Data excerpts =
>>>>>

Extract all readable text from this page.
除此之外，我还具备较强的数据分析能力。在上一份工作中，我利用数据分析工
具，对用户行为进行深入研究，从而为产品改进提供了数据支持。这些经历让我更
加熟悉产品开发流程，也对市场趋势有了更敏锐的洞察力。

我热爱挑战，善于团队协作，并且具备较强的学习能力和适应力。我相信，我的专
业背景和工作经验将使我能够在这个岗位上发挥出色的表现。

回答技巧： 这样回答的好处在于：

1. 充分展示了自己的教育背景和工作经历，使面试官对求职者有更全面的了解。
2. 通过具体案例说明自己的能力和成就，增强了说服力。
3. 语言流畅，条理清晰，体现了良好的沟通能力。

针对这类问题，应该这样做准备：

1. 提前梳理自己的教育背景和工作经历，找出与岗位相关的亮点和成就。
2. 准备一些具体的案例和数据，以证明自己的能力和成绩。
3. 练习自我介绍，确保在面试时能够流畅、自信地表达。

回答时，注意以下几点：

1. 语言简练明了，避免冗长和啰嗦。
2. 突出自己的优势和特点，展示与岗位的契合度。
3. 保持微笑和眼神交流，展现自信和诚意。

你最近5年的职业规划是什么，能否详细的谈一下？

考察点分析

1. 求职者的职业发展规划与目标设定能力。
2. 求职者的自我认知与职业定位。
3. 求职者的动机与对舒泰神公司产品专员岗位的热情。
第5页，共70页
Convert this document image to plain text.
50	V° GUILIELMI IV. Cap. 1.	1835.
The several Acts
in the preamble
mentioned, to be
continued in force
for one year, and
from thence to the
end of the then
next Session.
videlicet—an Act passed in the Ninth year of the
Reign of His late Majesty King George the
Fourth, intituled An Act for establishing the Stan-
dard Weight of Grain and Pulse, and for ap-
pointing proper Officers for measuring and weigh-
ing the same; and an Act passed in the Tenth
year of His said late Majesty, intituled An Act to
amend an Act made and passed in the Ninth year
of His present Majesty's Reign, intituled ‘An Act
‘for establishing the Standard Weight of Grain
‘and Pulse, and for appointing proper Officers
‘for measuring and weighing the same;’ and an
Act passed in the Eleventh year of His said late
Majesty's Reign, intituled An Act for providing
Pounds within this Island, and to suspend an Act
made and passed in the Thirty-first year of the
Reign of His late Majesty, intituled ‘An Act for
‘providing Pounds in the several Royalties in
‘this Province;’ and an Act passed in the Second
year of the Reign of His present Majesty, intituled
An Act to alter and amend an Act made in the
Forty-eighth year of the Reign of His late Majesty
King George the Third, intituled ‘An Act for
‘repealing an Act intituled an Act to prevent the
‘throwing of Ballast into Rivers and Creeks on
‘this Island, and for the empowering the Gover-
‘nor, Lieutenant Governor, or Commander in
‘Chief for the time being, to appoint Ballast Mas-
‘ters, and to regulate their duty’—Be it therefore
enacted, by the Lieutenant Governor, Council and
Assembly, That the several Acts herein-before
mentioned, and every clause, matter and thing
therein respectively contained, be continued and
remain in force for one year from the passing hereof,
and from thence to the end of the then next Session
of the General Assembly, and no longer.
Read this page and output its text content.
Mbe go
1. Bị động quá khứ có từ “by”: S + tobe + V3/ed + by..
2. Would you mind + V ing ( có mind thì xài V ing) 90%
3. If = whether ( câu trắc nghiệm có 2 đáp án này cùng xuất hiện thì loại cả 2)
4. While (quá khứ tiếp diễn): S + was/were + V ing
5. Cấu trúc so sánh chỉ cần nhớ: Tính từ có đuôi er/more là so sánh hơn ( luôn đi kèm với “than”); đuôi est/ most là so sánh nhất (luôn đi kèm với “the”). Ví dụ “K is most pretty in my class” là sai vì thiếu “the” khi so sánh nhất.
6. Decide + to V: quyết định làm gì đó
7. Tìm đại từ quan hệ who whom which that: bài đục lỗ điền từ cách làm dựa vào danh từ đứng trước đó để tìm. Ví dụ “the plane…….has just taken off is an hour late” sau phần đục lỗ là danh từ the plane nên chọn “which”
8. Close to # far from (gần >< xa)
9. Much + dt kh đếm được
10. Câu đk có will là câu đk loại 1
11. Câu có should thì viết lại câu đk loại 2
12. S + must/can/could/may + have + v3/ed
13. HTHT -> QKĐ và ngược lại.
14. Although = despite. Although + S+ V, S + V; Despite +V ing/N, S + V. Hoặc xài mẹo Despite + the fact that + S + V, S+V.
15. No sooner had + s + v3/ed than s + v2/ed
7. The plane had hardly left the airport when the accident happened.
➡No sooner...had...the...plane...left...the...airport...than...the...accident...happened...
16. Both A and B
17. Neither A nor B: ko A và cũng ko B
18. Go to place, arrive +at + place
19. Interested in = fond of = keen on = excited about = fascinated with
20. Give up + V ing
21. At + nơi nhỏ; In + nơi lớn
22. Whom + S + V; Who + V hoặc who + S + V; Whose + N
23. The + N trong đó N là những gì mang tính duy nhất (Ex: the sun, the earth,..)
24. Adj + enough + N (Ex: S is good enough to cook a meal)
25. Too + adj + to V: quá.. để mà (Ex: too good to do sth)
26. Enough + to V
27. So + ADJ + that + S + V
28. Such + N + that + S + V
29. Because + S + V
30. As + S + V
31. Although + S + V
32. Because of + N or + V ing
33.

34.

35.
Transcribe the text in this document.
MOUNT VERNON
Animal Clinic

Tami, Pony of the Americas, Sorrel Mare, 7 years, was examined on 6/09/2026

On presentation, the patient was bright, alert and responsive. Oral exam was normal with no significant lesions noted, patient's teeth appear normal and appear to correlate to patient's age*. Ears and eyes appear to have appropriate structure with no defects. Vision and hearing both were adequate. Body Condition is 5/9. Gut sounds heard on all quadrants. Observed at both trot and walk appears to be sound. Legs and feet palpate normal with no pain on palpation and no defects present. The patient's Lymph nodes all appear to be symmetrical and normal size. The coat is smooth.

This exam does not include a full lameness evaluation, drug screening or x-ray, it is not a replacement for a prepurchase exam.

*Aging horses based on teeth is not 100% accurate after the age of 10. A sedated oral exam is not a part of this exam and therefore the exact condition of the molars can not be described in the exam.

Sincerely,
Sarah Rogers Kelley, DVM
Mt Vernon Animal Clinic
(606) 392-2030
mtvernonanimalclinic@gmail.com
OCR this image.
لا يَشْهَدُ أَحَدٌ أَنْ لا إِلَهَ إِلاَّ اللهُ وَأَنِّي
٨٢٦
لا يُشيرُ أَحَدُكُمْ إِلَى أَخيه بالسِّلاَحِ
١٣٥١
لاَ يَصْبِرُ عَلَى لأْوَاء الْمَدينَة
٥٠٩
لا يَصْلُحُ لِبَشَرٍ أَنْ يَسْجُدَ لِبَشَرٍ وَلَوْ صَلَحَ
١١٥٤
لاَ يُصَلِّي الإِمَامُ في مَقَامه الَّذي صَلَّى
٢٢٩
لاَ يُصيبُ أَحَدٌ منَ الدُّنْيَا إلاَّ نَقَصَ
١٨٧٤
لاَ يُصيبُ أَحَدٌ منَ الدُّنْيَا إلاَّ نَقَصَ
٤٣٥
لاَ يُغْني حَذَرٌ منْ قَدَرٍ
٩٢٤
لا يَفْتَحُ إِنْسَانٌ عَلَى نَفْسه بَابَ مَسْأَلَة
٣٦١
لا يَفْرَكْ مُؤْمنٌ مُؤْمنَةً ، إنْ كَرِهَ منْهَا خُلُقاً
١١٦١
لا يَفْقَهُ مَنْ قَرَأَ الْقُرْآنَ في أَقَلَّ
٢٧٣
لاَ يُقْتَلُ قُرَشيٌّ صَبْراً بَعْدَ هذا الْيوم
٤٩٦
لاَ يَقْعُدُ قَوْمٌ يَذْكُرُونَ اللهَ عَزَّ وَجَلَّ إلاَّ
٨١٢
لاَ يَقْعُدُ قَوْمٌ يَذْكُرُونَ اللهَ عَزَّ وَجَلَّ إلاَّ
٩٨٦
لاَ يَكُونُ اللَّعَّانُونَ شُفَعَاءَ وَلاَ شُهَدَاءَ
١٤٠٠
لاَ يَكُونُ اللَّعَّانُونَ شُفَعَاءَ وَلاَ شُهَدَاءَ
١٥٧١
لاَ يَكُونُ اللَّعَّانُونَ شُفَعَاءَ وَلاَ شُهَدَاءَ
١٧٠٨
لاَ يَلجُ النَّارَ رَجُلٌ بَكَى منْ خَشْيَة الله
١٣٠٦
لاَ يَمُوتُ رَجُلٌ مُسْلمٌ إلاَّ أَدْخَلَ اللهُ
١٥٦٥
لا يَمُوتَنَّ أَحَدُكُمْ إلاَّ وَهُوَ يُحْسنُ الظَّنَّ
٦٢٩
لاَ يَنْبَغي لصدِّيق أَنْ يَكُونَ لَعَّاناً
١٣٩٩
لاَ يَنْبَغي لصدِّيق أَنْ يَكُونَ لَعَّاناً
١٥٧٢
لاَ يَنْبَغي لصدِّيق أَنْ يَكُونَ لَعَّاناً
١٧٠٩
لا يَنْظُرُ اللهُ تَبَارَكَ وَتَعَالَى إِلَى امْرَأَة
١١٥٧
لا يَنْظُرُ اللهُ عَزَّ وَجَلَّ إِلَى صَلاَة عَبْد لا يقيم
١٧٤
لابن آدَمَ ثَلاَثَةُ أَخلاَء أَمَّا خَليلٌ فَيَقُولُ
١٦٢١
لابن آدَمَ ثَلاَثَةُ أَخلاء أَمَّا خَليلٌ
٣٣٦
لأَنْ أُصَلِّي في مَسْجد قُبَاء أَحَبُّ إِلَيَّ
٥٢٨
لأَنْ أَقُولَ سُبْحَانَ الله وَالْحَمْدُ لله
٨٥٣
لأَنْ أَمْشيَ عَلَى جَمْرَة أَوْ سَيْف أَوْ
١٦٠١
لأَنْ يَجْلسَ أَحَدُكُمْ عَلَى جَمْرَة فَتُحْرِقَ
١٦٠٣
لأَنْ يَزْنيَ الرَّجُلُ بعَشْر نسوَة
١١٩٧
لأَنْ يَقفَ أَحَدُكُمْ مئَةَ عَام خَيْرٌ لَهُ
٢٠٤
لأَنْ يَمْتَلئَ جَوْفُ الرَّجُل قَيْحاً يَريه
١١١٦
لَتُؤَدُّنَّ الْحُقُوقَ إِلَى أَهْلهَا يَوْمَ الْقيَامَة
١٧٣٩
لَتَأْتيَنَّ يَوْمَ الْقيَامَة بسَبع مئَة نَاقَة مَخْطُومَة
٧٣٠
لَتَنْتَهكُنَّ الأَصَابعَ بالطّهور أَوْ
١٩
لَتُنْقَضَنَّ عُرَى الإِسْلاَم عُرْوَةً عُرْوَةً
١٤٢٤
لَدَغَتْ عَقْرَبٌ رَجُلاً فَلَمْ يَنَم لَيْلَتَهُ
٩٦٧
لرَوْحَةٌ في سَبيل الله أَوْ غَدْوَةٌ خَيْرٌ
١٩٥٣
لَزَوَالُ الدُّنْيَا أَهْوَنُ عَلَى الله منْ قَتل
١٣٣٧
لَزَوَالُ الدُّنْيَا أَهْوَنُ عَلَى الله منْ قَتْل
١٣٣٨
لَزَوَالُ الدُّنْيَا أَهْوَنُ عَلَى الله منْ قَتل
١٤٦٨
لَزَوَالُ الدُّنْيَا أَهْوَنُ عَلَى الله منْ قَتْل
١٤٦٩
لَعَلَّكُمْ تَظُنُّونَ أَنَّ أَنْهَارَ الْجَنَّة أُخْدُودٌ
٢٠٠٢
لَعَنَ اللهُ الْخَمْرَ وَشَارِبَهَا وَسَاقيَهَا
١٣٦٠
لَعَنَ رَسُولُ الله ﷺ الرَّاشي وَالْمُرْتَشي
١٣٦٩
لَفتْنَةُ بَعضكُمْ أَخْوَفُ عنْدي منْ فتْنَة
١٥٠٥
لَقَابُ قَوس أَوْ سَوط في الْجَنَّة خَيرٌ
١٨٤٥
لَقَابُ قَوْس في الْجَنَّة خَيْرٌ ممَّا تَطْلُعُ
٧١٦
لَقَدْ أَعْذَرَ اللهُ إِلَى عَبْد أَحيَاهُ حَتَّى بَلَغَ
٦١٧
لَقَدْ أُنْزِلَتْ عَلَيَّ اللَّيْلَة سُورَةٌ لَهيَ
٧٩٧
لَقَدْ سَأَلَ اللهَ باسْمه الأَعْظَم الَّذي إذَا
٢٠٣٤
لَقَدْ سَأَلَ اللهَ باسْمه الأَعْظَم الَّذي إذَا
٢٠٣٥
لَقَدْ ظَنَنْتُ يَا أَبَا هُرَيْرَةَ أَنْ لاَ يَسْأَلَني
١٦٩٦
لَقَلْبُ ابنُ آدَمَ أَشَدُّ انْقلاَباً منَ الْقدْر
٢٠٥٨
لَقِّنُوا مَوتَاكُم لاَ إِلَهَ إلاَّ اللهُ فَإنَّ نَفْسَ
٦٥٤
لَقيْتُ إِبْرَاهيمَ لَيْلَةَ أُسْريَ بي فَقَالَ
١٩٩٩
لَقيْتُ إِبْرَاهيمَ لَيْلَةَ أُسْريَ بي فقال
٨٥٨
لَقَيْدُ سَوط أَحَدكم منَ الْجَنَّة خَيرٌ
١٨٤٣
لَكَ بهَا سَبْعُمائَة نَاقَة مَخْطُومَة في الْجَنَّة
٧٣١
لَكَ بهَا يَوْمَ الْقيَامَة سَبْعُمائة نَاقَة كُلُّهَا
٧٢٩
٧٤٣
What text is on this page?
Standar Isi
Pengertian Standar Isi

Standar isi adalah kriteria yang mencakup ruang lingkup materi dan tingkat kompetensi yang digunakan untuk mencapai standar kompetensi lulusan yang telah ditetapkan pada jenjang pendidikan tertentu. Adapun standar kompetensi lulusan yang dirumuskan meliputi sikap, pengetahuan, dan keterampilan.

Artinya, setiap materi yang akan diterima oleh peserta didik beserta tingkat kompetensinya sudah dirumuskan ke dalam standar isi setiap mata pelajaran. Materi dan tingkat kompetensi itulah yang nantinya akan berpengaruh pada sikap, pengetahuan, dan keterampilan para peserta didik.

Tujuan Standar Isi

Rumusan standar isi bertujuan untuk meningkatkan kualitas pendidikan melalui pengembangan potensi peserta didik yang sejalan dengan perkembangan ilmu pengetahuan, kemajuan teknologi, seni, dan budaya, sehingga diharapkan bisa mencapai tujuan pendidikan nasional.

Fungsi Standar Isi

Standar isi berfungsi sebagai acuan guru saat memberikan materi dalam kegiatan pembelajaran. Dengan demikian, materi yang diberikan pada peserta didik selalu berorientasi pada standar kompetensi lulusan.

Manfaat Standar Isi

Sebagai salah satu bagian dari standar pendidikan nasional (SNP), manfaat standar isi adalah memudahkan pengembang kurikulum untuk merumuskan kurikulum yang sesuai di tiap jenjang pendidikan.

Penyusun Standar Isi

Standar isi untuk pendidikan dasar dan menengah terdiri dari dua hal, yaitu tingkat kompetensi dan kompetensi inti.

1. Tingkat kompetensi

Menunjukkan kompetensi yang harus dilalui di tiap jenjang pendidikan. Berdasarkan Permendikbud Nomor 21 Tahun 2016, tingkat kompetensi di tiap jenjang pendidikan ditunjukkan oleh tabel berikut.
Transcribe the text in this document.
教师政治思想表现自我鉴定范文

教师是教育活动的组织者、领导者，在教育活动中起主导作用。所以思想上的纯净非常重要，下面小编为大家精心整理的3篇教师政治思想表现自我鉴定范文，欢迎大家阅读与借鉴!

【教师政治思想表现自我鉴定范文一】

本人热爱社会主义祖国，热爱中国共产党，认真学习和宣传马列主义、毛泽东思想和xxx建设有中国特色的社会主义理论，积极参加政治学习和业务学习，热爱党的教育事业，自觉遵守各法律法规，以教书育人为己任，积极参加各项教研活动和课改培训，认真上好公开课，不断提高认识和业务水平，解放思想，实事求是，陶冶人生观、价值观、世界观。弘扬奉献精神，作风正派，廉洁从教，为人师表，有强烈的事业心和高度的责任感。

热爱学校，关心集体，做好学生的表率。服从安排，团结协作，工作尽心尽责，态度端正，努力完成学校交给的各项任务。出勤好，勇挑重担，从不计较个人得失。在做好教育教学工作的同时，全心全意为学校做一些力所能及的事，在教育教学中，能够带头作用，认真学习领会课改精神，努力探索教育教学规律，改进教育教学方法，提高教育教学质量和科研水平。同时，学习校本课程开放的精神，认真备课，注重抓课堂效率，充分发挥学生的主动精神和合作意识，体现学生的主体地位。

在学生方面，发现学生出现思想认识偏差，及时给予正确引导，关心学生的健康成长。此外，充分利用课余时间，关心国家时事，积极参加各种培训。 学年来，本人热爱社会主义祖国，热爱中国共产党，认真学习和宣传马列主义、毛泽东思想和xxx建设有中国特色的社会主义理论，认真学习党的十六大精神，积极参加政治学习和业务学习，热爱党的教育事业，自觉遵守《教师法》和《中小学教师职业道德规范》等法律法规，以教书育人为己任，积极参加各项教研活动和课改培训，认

<<<<<

WHAT IS NEEDED =
Extract all lines from the material above that include the word "pendidikan".

ANSWER TO THIS PROBLEM =
Standar isi adalah kriteria yang mencakup ruang lingkup materi dan tingkat kompetensi yang digunakan untuk mencapai standar kompetensi lulusan yang telah ditetapkan pada jenjang pendidikan tertentu. Adapun standar kompetensi lulusan yang dirumuskan meliputi sikap, pengetahuan, dan keterampilan.
Rumusan standar isi bertujuan untuk meningkatkan kualitas pendidikan melalui pengembangan potensi peserta didik yang sejalan dengan perkembangan ilmu pengetahuan, kemajuan teknologi, seni, dan budaya, sehingga diharapkan bisa mencapai tujuan pendidikan nasional.
Sebagai salah satu bagian dari standar pendidikan nasional (SNP), manfaat standar isi adalah memudahkan pengembang kurikulum untuk merumuskan kurikulum yang sesuai di tiap jenjang pendidikan.
Standar isi untuk pendidikan dasar dan menengah terdiri dari dua hal, yaitu tingkat kompetensi dan kompetensi inti.
Menunjukkan kompetensi yang harus dilalui di tiap jenjang pendidikan. Berdasarkan Permendikbud Nomor 21 Tahun 2016, tingkat kompetensi di tiap jenjang pendidikan ditunjukkan oleh tabel berikut.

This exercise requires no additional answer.